**Task prompt**
Look through the listing for the word "saves". Copy each line that has it.

**Information shown**

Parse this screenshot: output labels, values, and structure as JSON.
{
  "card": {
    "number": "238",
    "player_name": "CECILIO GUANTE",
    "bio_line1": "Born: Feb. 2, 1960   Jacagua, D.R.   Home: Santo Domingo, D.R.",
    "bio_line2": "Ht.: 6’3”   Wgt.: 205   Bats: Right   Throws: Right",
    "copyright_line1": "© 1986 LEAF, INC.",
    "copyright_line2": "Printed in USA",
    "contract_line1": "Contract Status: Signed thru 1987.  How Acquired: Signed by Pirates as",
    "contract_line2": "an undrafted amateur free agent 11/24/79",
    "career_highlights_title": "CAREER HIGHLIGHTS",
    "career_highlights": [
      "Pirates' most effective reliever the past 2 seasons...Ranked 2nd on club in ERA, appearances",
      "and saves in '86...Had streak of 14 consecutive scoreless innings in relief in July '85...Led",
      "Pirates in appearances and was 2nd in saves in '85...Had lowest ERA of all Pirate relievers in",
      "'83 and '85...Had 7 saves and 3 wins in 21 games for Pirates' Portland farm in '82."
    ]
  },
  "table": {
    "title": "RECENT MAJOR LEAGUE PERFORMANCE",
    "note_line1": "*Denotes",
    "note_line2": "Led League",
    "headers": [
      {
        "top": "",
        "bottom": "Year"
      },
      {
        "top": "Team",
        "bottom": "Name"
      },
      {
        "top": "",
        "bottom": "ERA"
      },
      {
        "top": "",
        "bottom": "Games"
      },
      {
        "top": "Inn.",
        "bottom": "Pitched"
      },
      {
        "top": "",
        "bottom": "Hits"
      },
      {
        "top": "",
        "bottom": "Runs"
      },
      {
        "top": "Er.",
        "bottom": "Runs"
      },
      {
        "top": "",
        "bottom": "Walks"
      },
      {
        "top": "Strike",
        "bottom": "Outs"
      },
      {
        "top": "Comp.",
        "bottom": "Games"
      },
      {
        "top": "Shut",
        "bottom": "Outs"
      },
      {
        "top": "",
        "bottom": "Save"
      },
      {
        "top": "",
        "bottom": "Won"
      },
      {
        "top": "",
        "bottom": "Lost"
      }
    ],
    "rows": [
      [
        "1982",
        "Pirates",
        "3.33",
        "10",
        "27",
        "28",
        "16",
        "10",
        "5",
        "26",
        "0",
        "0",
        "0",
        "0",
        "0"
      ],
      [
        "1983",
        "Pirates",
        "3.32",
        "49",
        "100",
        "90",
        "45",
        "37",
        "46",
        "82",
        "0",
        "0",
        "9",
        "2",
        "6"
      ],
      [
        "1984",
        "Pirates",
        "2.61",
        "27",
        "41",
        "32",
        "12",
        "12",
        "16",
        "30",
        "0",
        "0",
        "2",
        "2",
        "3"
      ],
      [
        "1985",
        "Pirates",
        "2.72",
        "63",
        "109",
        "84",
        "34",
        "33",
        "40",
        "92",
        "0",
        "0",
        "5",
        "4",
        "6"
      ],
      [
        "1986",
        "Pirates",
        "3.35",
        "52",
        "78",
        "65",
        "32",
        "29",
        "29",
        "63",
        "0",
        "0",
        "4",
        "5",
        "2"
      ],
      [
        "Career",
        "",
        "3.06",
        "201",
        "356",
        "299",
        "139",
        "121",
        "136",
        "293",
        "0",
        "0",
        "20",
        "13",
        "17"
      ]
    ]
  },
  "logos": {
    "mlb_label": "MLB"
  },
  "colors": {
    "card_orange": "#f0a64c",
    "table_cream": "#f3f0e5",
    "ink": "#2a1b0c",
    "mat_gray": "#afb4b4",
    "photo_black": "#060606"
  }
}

**Response to this task**
      "and saves in '86...Had streak of 14 consecutive scoreless innings in relief in July '85...Led",
      "Pirates in appearances and was 2nd in saves in '85...Had lowest ERA of all Pirate relievers in",
      "'83 and '85...Had 7 saves and 3 wins in 21 games for Pirates' Portland farm in '82."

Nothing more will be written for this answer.